# The exercise
What you return should match every record exactly, with the images removed.

:::

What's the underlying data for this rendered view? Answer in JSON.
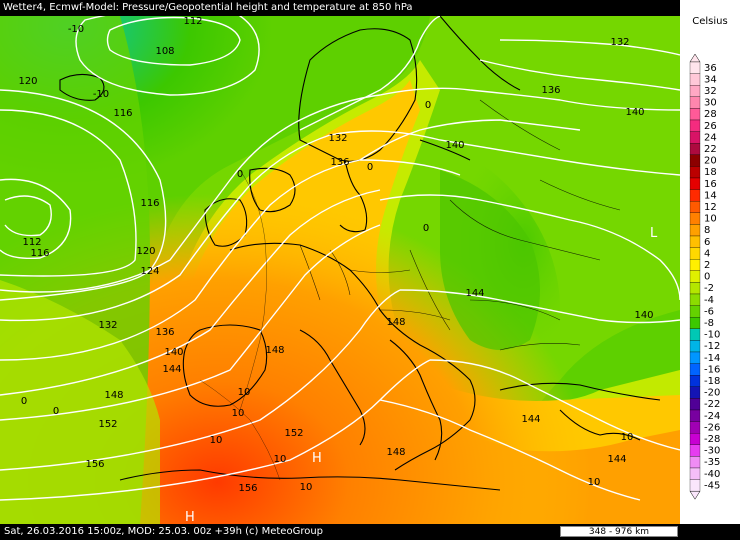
{
  "title": "Wetter4, Ecmwf-Model: Pressure/Geopotential height and temperature at 850 hPa",
  "footer": {
    "info": "Sat, 26.03.2016 15:00z, MOD: 25.03. 00z +39h (c) MeteoGroup",
    "scale": "348 - 976 km"
  },
  "legend": {
    "title": "Celsius",
    "steps": [
      {
        "label": "36",
        "color": "#ffe4ec"
      },
      {
        "label": "34",
        "color": "#ffc8d8"
      },
      {
        "label": "32",
        "color": "#ffa8c4"
      },
      {
        "label": "30",
        "color": "#ff86ae"
      },
      {
        "label": "28",
        "color": "#ff5a98"
      },
      {
        "label": "26",
        "color": "#f42b7f"
      },
      {
        "label": "24",
        "color": "#d81366"
      },
      {
        "label": "22",
        "color": "#ad0a3f"
      },
      {
        "label": "20",
        "color": "#8c0000"
      },
      {
        "label": "18",
        "color": "#bb0000"
      },
      {
        "label": "16",
        "color": "#e50000"
      },
      {
        "label": "14",
        "color": "#ff2a00"
      },
      {
        "label": "12",
        "color": "#ff5a00"
      },
      {
        "label": "10",
        "color": "#ff8000"
      },
      {
        "label": "8",
        "color": "#ffa000"
      },
      {
        "label": "6",
        "color": "#ffbf00"
      },
      {
        "label": "4",
        "color": "#ffd800"
      },
      {
        "label": "2",
        "color": "#fff000"
      },
      {
        "label": "0",
        "color": "#e0f000"
      },
      {
        "label": "-2",
        "color": "#b4e600"
      },
      {
        "label": "-4",
        "color": "#8cdc00"
      },
      {
        "label": "-6",
        "color": "#64d200"
      },
      {
        "label": "-8",
        "color": "#3cc800"
      },
      {
        "label": "-10",
        "color": "#00c8b4"
      },
      {
        "label": "-12",
        "color": "#00b4e6"
      },
      {
        "label": "-14",
        "color": "#0096ff"
      },
      {
        "label": "-16",
        "color": "#0064ff"
      },
      {
        "label": "-18",
        "color": "#0032dc"
      },
      {
        "label": "-20",
        "color": "#1414b4"
      },
      {
        "label": "-22",
        "color": "#500096"
      },
      {
        "label": "-24",
        "color": "#7800a0"
      },
      {
        "label": "-26",
        "color": "#a000b4"
      },
      {
        "label": "-28",
        "color": "#c800d2"
      },
      {
        "label": "-30",
        "color": "#e63cf0"
      },
      {
        "label": "-35",
        "color": "#f08cf5"
      },
      {
        "label": "-40",
        "color": "#f5bef8"
      },
      {
        "label": "-45",
        "color": "#fae6fc"
      }
    ]
  },
  "contour_labels": [
    {
      "text": "112"
    },
    {
      "text": "108"
    },
    {
      "text": "120"
    },
    {
      "text": "116"
    },
    {
      "text": "112"
    },
    {
      "text": "116"
    },
    {
      "text": "116"
    },
    {
      "text": "120"
    },
    {
      "text": "124"
    },
    {
      "text": "132"
    },
    {
      "text": "136"
    },
    {
      "text": "140"
    },
    {
      "text": "144"
    },
    {
      "text": "148"
    },
    {
      "text": "152"
    },
    {
      "text": "156"
    },
    {
      "text": "156"
    },
    {
      "text": "152"
    },
    {
      "text": "148"
    },
    {
      "text": "148"
    },
    {
      "text": "148"
    },
    {
      "text": "144"
    },
    {
      "text": "144"
    },
    {
      "text": "144"
    },
    {
      "text": "140"
    },
    {
      "text": "140"
    },
    {
      "text": "140"
    },
    {
      "text": "136"
    },
    {
      "text": "136"
    },
    {
      "text": "132"
    },
    {
      "text": "132"
    },
    {
      "text": "144"
    }
  ],
  "temp_labels": [
    {
      "text": "-10"
    },
    {
      "text": "-10"
    },
    {
      "text": "0"
    },
    {
      "text": "0"
    },
    {
      "text": "0"
    },
    {
      "text": "0"
    },
    {
      "text": "0"
    },
    {
      "text": "0"
    },
    {
      "text": "10"
    },
    {
      "text": "10"
    },
    {
      "text": "10"
    },
    {
      "text": "10"
    },
    {
      "text": "10"
    },
    {
      "text": "10"
    },
    {
      "text": "10"
    }
  ],
  "pressure_centers": [
    {
      "text": "H"
    },
    {
      "text": "H"
    },
    {
      "text": "L"
    }
  ]
}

:::

# Answer below
What's the underlying data for this rendered view? Answer in JSON.
{
  "title": "Wetter4, Ecmwf-Model: Pressure/Geopotential height and temperature at 850 hPa",
  "footer": {
    "info": "Sat, 26.03.2016 15:00z, MOD: 25.03. 00z +39h (c) MeteoGroup",
    "scale": "348 - 976 km"
  },
  "legend": {
    "title": "Celsius",
    "steps": [
      {
        "label": "36",
        "color": "#ffe4ec"
      },
      {
        "label": "34",
        "color": "#ffc8d8"
      },
      {
        "label": "32",
        "color": "#ffa8c4"
      },
      {
        "label": "30",
        "color": "#ff86ae"
      },
      {
        "label": "28",
        "color": "#ff5a98"
      },
      {
        "label": "26",
        "color": "#f42b7f"
      },
      {
        "label": "24",
        "color": "#d81366"
      },
      {
        "label": "22",
        "color": "#ad0a3f"
      },
      {
        "label": "20",
        "color": "#8c0000"
      },
      {
        "label": "18",
        "color": "#bb0000"
      },
      {
        "label": "16",
        "color": "#e50000"
      },
      {
        "label": "14",
        "color": "#ff2a00"
      },
      {
        "label": "12",
        "color": "#ff5a00"
      },
      {
        "label": "10",
        "color": "#ff8000"
      },
      {
        "label": "8",
        "color": "#ffa000"
      },
      {
        "label": "6",
        "color": "#ffbf00"
      },
      {
        "label": "4",
        "color": "#ffd800"
      },
      {
        "label": "2",
        "color": "#fff000"
      },
      {
        "label": "0",
        "color": "#e0f000"
      },
      {
        "label": "-2",
        "color": "#b4e600"
      },
      {
        "label": "-4",
        "color": "#8cdc00"
      },
      {
        "label": "-6",
        "color": "#64d200"
      },
      {
        "label": "-8",
        "color": "#3cc800"
      },
      {
        "label": "-10",
        "color": "#00c8b4"
      },
      {
        "label": "-12",
        "color": "#00b4e6"
      },
      {
        "label": "-14",
        "color": "#0096ff"
      },
      {
        "label": "-16",
        "color": "#0064ff"
      },
      {
        "label": "-18",
        "color": "#0032dc"
      },
      {
        "label": "-20",
        "color": "#1414b4"
      },
      {
        "label": "-22",
        "color": "#500096"
      },
      {
        "label": "-24",
        "color": "#7800a0"
      },
      {
        "label": "-26",
        "color": "#a000b4"
      },
      {
        "label": "-28",
        "color": "#c800d2"
      },
      {
        "label": "-30",
        "color": "#e63cf0"
      },
      {
        "label": "-35",
        "color": "#f08cf5"
      },
      {
        "label": "-40",
        "color": "#f5bef8"
      },
      {
        "label": "-45",
        "color": "#fae6fc"
      }
    ]
  },
  "contour_labels": [
    {
      "text": "112"
    },
    {
      "text": "108"
    },
    {
      "text": "120"
    },
    {
      "text": "116"
    },
    {
      "text": "112"
    },
    {
      "text": "116"
    },
    {
      "text": "116"
    },
    {
      "text": "120"
    },
    {
      "text": "124"
    },
    {
      "text": "132"
    },
    {
      "text": "136"
    },
    {
      "text": "140"
    },
    {
      "text": "144"
    },
    {
      "text": "148"
    },
    {
      "text": "152"
    },
    {
      "text": "156"
    },
    {
      "text": "156"
    },
    {
      "text": "152"
    },
    {
      "text": "148"
    },
    {
      "text": "148"
    },
    {
      "text": "148"
    },
    {
      "text": "144"
    },
    {
      "text": "144"
    },
    {
      "text": "144"
    },
    {
      "text": "140"
    },
    {
      "text": "140"
    },
    {
      "text": "140"
    },
    {
      "text": "136"
    },
    {
      "text": "136"
    },
    {
      "text": "132"
    },
    {
      "text": "132"
    },
    {
      "text": "144"
    }
  ],
  "temp_labels": [
    {
      "text": "-10"
    },
    {
      "text": "-10"
    },
    {
      "text": "0"
    },
    {
      "text": "0"
    },
    {
      "text": "0"
    },
    {
      "text": "0"
    },
    {
      "text": "0"
    },
    {
      "text": "0"
    },
    {
      "text": "10"
    },
    {
      "text": "10"
    },
    {
      "text": "10"
    },
    {
      "text": "10"
    },
    {
      "text": "10"
    },
    {
      "text": "10"
    },
    {
      "text": "10"
    }
  ],
  "pressure_centers": [
    {
      "text": "H"
    },
    {
      "text": "H"
    },
    {
      "text": "L"
    }
  ]
}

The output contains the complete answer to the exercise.